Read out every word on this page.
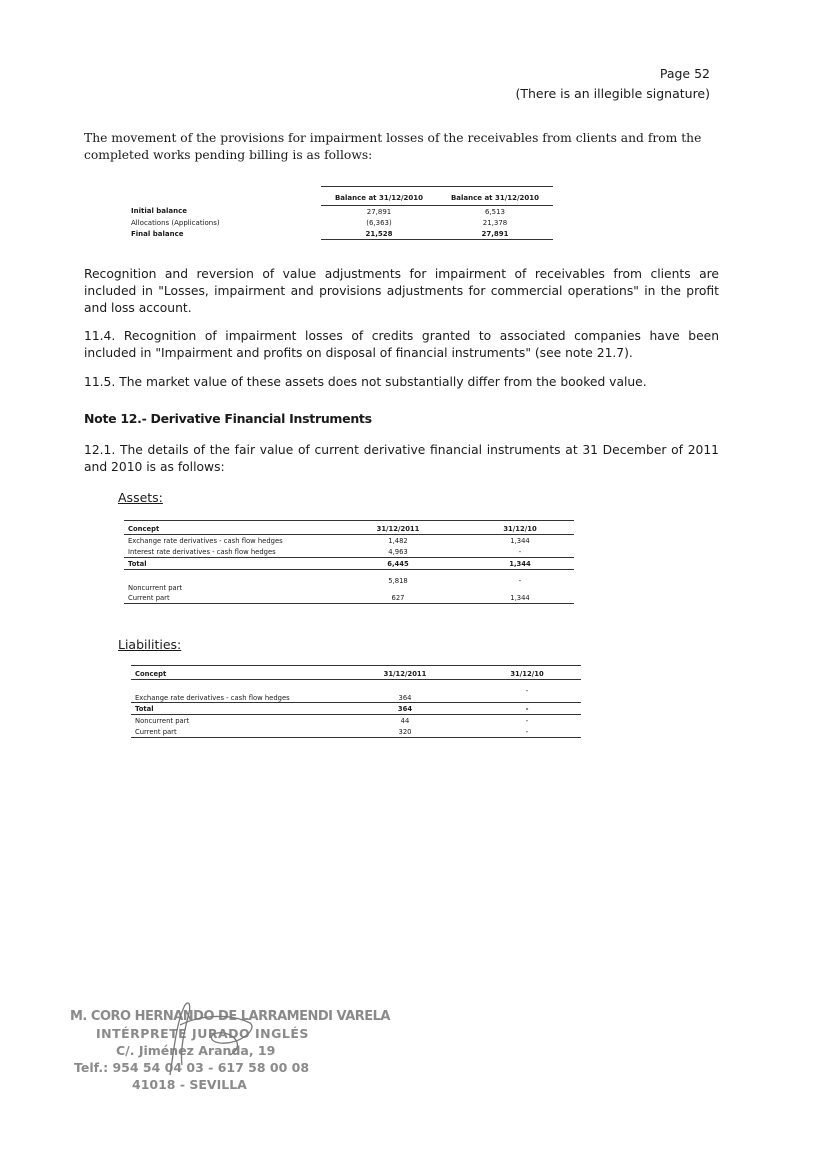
Page 52
(There is an illegible signature)
The movement of the provisions for impairment losses of the receivables from clients and from the completed works pending billing is as follows:
	Balance at 31/12/2010	Balance at 31/12/2010
Initial balance	27,891	6,513
Allocations (Applications)	(6,363)	21,378
Final balance	21,528	27,891
Recognition and reversion of value adjustments for impairment of receivables from clients are included in "Losses, impairment and provisions adjustments for commercial operations" in the profit and loss account.
11.4. Recognition of impairment losses of credits granted to associated companies have been included in "Impairment and profits on disposal of financial instruments" (see note 21.7).
11.5. The market value of these assets does not substantially differ from the booked value.
Note 12.- Derivative Financial Instruments
12.1. The details of the fair value of current derivative financial instruments at 31 December of 2011 and 2010 is as follows:
Assets:
Concept	31/12/2011	31/12/10
Exchange rate derivatives - cash flow hedges	1,482	1,344
Interest rate derivatives - cash flow hedges	4,963	-
Total	6,445	1,344
Noncurrent part	5,818	-
Current part	627	1,344
Liabilities:
Concept	31/12/2011	31/12/10
Exchange rate derivatives - cash flow hedges	364	-
Total	364	-
Noncurrent part	44	-
Current part	320	-
M. CORO HERNANDO DE LARRAMENDI VARELA
INTÉRPRETE JURADO INGLÉS
C/. Jiménez Aranda, 19
Telf.: 954 54 04 03 - 617 58 00 08
41018 - SEVILLA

• YOUR GOAL: Keep only the lines that hold the string "impairment", and copy them out.

• TASK SOLUTION:
The movement of the provisions for impairment losses of the receivables from clients and from the completed works pending billing is as follows:
Recognition and reversion of value adjustments for impairment of receivables from clients are included in "Losses, impairment and provisions adjustments for commercial operations" in the profit and loss account.
11.4. Recognition of impairment losses of credits granted to associated companies have been included in "Impairment and profits on disposal of financial instruments" (see note 21.7).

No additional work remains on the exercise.